Data supplied
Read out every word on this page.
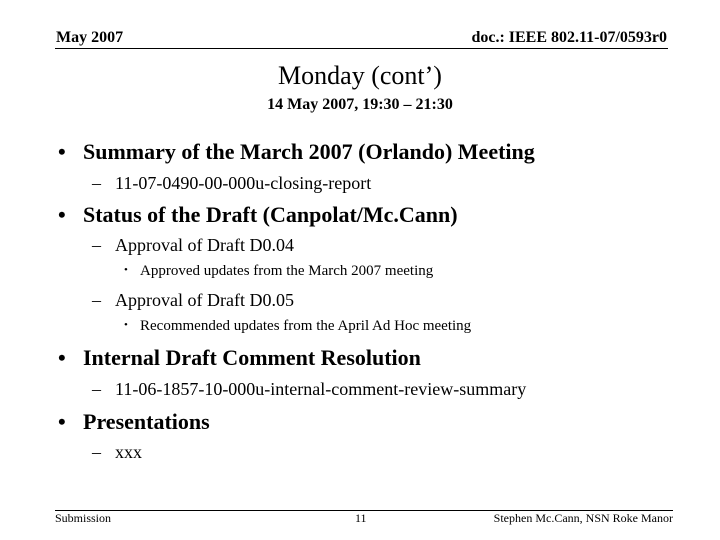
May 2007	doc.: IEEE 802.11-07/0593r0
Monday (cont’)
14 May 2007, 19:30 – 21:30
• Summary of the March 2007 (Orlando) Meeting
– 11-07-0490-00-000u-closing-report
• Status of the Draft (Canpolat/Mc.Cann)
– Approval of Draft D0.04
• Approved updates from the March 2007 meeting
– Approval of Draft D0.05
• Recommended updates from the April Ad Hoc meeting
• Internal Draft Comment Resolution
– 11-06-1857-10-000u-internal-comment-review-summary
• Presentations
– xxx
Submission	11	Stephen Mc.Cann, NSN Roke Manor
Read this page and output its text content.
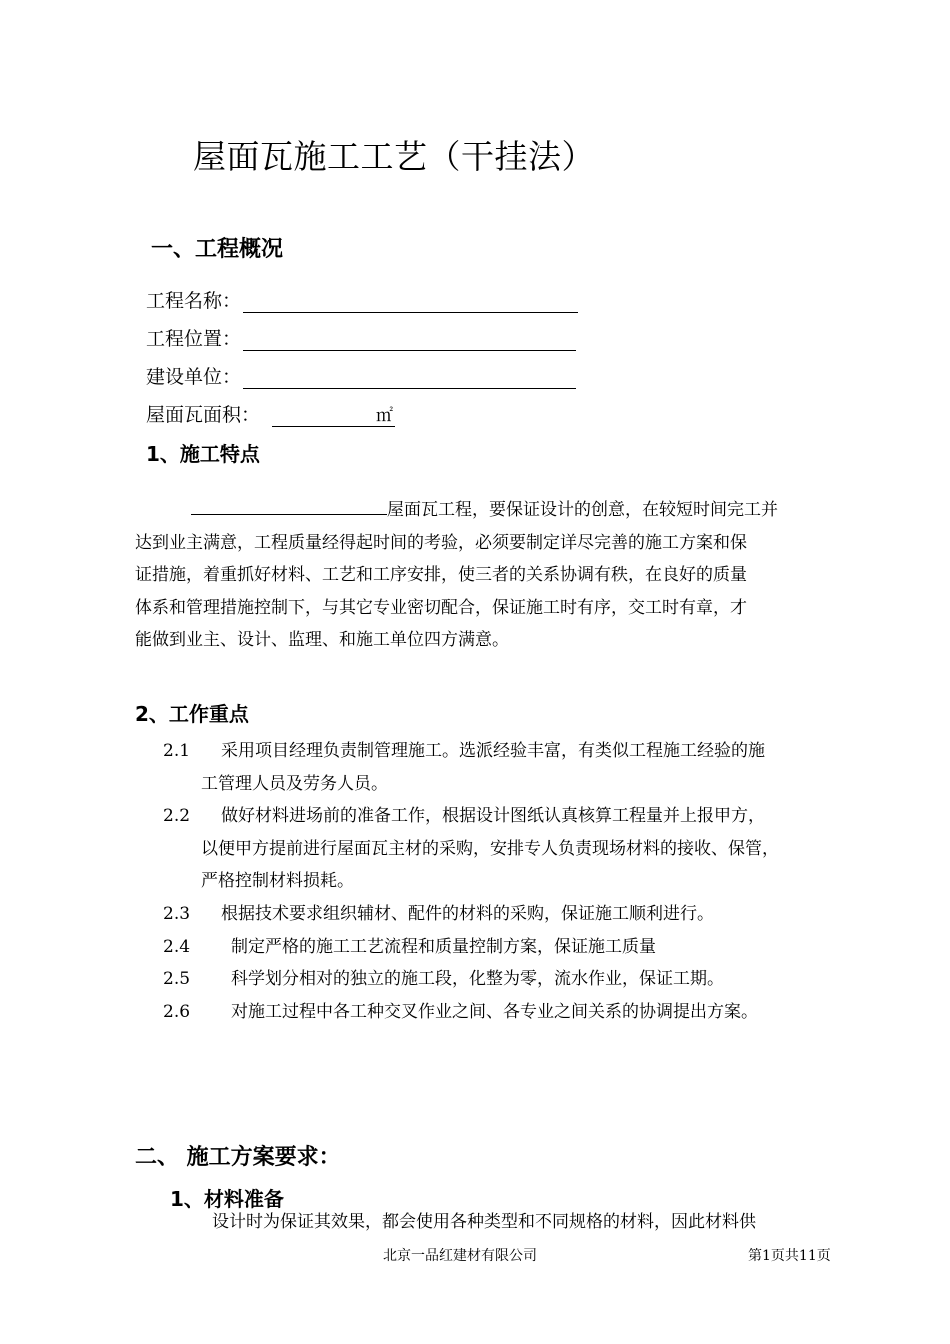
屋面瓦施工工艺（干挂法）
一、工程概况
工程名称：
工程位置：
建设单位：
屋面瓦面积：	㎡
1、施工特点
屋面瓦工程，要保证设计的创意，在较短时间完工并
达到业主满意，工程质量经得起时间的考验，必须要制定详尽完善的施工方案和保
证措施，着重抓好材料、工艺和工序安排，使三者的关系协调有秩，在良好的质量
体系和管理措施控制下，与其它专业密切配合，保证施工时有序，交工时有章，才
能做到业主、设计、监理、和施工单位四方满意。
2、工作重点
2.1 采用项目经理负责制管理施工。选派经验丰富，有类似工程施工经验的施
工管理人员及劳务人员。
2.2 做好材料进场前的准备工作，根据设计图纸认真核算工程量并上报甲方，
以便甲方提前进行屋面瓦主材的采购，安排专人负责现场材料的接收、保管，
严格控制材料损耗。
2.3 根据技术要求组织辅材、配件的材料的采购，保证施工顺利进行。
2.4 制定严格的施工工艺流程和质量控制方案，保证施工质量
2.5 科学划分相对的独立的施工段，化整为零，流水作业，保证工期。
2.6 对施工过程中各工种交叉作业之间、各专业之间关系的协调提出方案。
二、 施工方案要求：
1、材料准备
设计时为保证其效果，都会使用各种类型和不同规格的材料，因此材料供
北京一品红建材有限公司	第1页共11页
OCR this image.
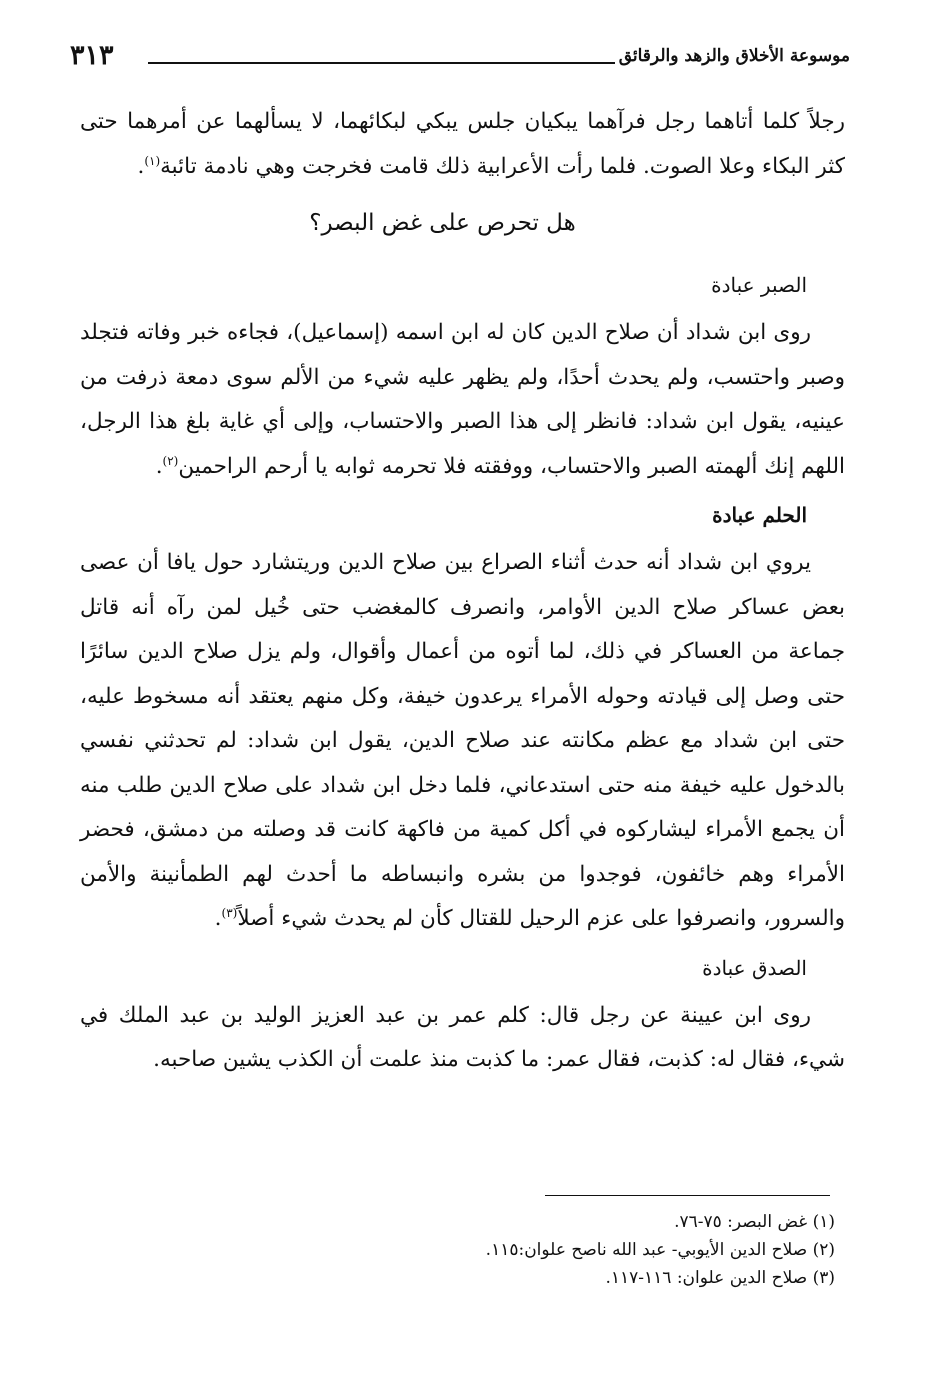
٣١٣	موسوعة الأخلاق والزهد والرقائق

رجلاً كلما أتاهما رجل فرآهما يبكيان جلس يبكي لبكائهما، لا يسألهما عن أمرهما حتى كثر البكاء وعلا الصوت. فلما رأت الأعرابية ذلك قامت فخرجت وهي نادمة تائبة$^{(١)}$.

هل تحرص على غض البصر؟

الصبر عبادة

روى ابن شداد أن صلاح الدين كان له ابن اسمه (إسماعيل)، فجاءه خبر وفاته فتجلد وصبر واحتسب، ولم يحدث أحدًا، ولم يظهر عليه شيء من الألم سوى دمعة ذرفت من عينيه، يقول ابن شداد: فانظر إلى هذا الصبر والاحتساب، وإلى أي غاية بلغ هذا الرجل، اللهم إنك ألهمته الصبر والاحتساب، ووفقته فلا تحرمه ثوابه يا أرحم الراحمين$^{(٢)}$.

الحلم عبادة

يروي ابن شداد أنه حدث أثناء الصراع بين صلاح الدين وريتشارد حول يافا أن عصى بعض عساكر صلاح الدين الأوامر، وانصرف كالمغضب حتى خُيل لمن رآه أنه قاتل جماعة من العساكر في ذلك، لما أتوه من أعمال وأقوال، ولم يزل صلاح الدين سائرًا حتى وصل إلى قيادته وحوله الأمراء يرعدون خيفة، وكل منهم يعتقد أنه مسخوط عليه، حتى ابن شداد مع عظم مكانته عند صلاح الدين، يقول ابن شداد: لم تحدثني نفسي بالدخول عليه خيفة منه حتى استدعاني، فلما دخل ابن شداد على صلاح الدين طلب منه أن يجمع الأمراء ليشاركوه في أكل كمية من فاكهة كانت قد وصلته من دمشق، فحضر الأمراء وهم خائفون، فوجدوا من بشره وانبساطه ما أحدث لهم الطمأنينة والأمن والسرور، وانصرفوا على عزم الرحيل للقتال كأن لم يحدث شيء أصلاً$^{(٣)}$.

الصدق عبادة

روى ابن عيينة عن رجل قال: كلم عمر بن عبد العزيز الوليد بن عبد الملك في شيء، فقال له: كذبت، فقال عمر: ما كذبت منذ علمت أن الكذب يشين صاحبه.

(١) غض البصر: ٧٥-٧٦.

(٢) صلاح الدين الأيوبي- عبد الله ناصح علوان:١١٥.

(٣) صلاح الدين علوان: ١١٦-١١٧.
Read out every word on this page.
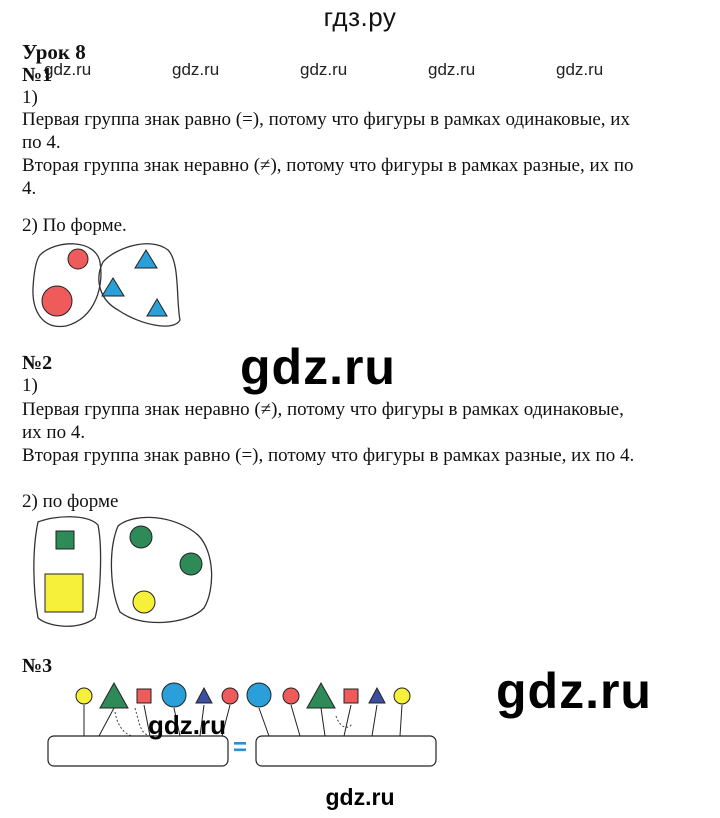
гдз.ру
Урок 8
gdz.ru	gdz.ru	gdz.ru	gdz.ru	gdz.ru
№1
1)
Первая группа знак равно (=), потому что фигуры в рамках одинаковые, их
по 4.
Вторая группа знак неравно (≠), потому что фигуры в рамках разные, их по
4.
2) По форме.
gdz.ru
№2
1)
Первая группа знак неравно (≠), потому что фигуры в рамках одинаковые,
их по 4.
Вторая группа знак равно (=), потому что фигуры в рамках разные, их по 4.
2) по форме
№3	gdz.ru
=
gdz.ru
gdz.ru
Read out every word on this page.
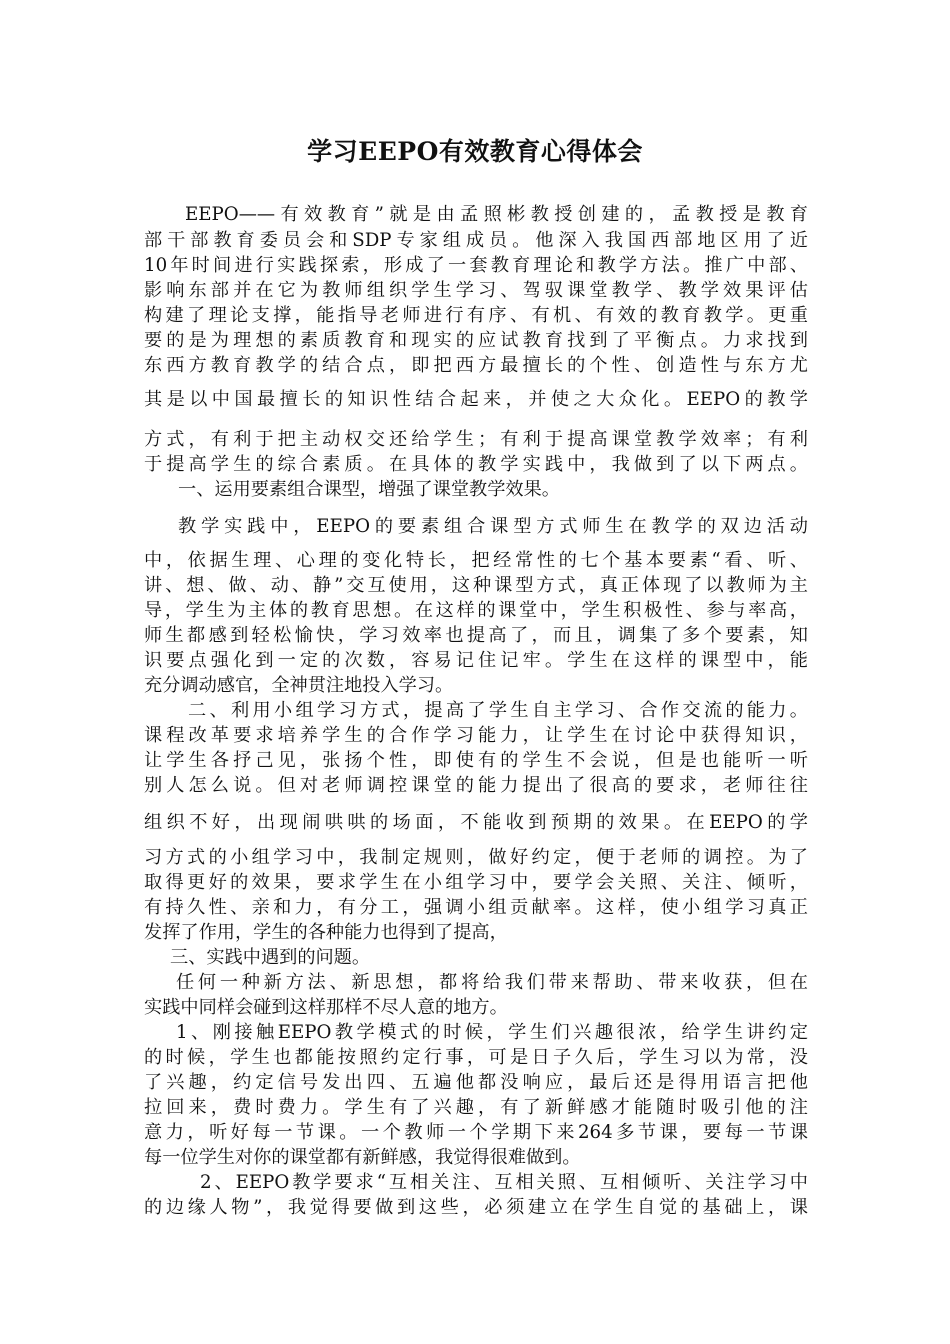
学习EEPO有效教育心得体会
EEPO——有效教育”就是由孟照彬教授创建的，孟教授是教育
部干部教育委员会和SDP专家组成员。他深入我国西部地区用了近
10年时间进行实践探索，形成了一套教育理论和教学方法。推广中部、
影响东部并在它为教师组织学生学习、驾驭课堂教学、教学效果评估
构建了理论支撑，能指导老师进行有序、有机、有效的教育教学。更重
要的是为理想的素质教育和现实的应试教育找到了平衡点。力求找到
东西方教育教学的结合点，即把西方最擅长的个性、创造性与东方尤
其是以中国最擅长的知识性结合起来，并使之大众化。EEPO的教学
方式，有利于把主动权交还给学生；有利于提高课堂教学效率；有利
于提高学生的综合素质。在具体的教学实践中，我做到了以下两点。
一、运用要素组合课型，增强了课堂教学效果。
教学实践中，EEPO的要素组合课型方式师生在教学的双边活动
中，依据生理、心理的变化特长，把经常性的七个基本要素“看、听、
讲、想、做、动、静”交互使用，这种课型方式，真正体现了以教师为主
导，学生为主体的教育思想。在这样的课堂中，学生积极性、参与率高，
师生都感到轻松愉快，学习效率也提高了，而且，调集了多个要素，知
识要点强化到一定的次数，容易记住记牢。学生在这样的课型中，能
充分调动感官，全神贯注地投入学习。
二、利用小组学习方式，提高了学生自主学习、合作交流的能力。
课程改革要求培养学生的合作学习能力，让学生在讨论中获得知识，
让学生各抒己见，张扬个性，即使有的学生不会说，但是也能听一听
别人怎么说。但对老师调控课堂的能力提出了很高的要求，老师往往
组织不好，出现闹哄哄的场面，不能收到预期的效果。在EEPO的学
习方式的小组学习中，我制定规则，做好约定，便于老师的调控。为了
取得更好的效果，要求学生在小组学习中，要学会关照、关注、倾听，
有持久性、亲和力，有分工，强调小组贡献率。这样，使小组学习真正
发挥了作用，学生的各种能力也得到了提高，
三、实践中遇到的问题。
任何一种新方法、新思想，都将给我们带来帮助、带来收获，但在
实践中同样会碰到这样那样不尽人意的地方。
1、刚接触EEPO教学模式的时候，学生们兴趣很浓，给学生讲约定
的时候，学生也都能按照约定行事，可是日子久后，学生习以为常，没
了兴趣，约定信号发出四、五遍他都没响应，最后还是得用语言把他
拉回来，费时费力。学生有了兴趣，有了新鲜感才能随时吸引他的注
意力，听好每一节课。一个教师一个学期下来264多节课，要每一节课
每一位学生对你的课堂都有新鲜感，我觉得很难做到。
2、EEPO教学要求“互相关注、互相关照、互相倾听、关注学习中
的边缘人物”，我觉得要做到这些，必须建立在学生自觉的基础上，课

Given task
Repeat the material above in full and exactly, omitting the pictures.

Expected output
Read out every word on this page.
May 2007	doc.: IEEE 802.11-07/0593r0
Monday (cont’)
14 May 2007, 19:30 – 21:30
• Summary of the March 2007 (Orlando) Meeting
– 11-07-0490-00-000u-closing-report
• Status of the Draft (Canpolat/Mc.Cann)
– Approval of Draft D0.04
• Approved updates from the March 2007 meeting
– Approval of Draft D0.05
• Recommended updates from the April Ad Hoc meeting
• Internal Draft Comment Resolution
– 11-06-1857-10-000u-internal-comment-review-summary
• Presentations
– xxx
Submission	11	Stephen Mc.Cann, NSN Roke Manor
Read this page and output its text content.
屋面瓦施工工艺（干挂法）
一、工程概况
工程名称：
工程位置：
建设单位：
屋面瓦面积：	㎡
1、施工特点
屋面瓦工程，要保证设计的创意，在较短时间完工并
达到业主满意，工程质量经得起时间的考验，必须要制定详尽完善的施工方案和保
证措施，着重抓好材料、工艺和工序安排，使三者的关系协调有秩，在良好的质量
体系和管理措施控制下，与其它专业密切配合，保证施工时有序，交工时有章，才
能做到业主、设计、监理、和施工单位四方满意。
2、工作重点
2.1 采用项目经理负责制管理施工。选派经验丰富，有类似工程施工经验的施
工管理人员及劳务人员。
2.2 做好材料进场前的准备工作，根据设计图纸认真核算工程量并上报甲方，
以便甲方提前进行屋面瓦主材的采购，安排专人负责现场材料的接收、保管，
严格控制材料损耗。
2.3 根据技术要求组织辅材、配件的材料的采购，保证施工顺利进行。
2.4 制定严格的施工工艺流程和质量控制方案，保证施工质量
2.5 科学划分相对的独立的施工段，化整为零，流水作业，保证工期。
2.6 对施工过程中各工种交叉作业之间、各专业之间关系的协调提出方案。
二、 施工方案要求：
1、材料准备
设计时为保证其效果，都会使用各种类型和不同规格的材料，因此材料供
北京一品红建材有限公司	第1页共11页
OCR this image.
٣١٣	موسوعة الأخلاق والزهد والرقائق

رجلاً كلما أتاهما رجل فرآهما يبكيان جلس يبكي لبكائهما، لا يسألهما عن أمرهما حتى كثر البكاء وعلا الصوت. فلما رأت الأعرابية ذلك قامت فخرجت وهي نادمة تائبة$^{(١)}$.

هل تحرص على غض البصر؟

الصبر عبادة

روى ابن شداد أن صلاح الدين كان له ابن اسمه (إسماعيل)، فجاءه خبر وفاته فتجلد وصبر واحتسب، ولم يحدث أحدًا، ولم يظهر عليه شيء من الألم سوى دمعة ذرفت من عينيه، يقول ابن شداد: فانظر إلى هذا الصبر والاحتساب، وإلى أي غاية بلغ هذا الرجل، اللهم إنك ألهمته الصبر والاحتساب، ووفقته فلا تحرمه ثوابه يا أرحم الراحمين$^{(٢)}$.

الحلم عبادة

يروي ابن شداد أنه حدث أثناء الصراع بين صلاح الدين وريتشارد حول يافا أن عصى بعض عساكر صلاح الدين الأوامر، وانصرف كالمغضب حتى خُيل لمن رآه أنه قاتل جماعة من العساكر في ذلك، لما أتوه من أعمال وأقوال، ولم يزل صلاح الدين سائرًا حتى وصل إلى قيادته وحوله الأمراء يرعدون خيفة، وكل منهم يعتقد أنه مسخوط عليه، حتى ابن شداد مع عظم مكانته عند صلاح الدين، يقول ابن شداد: لم تحدثني نفسي بالدخول عليه خيفة منه حتى استدعاني، فلما دخل ابن شداد على صلاح الدين طلب منه أن يجمع الأمراء ليشاركوه في أكل كمية من فاكهة كانت قد وصلته من دمشق، فحضر الأمراء وهم خائفون، فوجدوا من بشره وانبساطه ما أحدث لهم الطمأنينة والأمن والسرور، وانصرفوا على عزم الرحيل للقتال كأن لم يحدث شيء أصلاً$^{(٣)}$.

الصدق عبادة

روى ابن عيينة عن رجل قال: كلم عمر بن عبد العزيز الوليد بن عبد الملك في شيء، فقال له: كذبت، فقال عمر: ما كذبت منذ علمت أن الكذب يشين صاحبه.

(١) غض البصر: ٧٥-٧٦.

(٢) صلاح الدين الأيوبي- عبد الله ناصح علوان:١١٥.

(٣) صلاح الدين علوان: ١١٦-١١٧.
Read out every word on this page.
гдз.ру
Урок 8
gdz.ru	gdz.ru	gdz.ru	gdz.ru	gdz.ru
№1
1)
Первая группа знак равно (=), потому что фигуры в рамках одинаковые, их
по 4.
Вторая группа знак неравно (≠), потому что фигуры в рамках разные, их по
4.
2) По форме.
gdz.ru
№2
1)
Первая группа знак неравно (≠), потому что фигуры в рамках одинаковые,
их по 4.
Вторая группа знак равно (=), потому что фигуры в рамках разные, их по 4.
2) по форме
№3	gdz.ru
=
gdz.ru
gdz.ru
Read out every word on this page.
学习EEPO有效教育心得体会
EEPO——有效教育”就是由孟照彬教授创建的，孟教授是教育
部干部教育委员会和SDP专家组成员。他深入我国西部地区用了近
10年时间进行实践探索，形成了一套教育理论和教学方法。推广中部、
影响东部并在它为教师组织学生学习、驾驭课堂教学、教学效果评估
构建了理论支撑，能指导老师进行有序、有机、有效的教育教学。更重
要的是为理想的素质教育和现实的应试教育找到了平衡点。力求找到
东西方教育教学的结合点，即把西方最擅长的个性、创造性与东方尤
其是以中国最擅长的知识性结合起来，并使之大众化。EEPO的教学
方式，有利于把主动权交还给学生；有利于提高课堂教学效率；有利
于提高学生的综合素质。在具体的教学实践中，我做到了以下两点。
一、运用要素组合课型，增强了课堂教学效果。
教学实践中，EEPO的要素组合课型方式师生在教学的双边活动
中，依据生理、心理的变化特长，把经常性的七个基本要素“看、听、
讲、想、做、动、静”交互使用，这种课型方式，真正体现了以教师为主
导，学生为主体的教育思想。在这样的课堂中，学生积极性、参与率高，
师生都感到轻松愉快，学习效率也提高了，而且，调集了多个要素，知
识要点强化到一定的次数，容易记住记牢。学生在这样的课型中，能
充分调动感官，全神贯注地投入学习。
二、利用小组学习方式，提高了学生自主学习、合作交流的能力。
课程改革要求培养学生的合作学习能力，让学生在讨论中获得知识，
让学生各抒己见，张扬个性，即使有的学生不会说，但是也能听一听
别人怎么说。但对老师调控课堂的能力提出了很高的要求，老师往往
组织不好，出现闹哄哄的场面，不能收到预期的效果。在EEPO的学
习方式的小组学习中，我制定规则，做好约定，便于老师的调控。为了
取得更好的效果，要求学生在小组学习中，要学会关照、关注、倾听，
有持久性、亲和力，有分工，强调小组贡献率。这样，使小组学习真正
发挥了作用，学生的各种能力也得到了提高，
三、实践中遇到的问题。
任何一种新方法、新思想，都将给我们带来帮助、带来收获，但在
实践中同样会碰到这样那样不尽人意的地方。
1、刚接触EEPO教学模式的时候，学生们兴趣很浓，给学生讲约定
的时候，学生也都能按照约定行事，可是日子久后，学生习以为常，没
了兴趣，约定信号发出四、五遍他都没响应，最后还是得用语言把他
拉回来，费时费力。学生有了兴趣，有了新鲜感才能随时吸引他的注
意力，听好每一节课。一个教师一个学期下来264多节课，要每一节课
每一位学生对你的课堂都有新鲜感，我觉得很难做到。
2、EEPO教学要求“互相关注、互相关照、互相倾听、关注学习中
的边缘人物”，我觉得要做到这些，必须建立在学生自觉的基础上，课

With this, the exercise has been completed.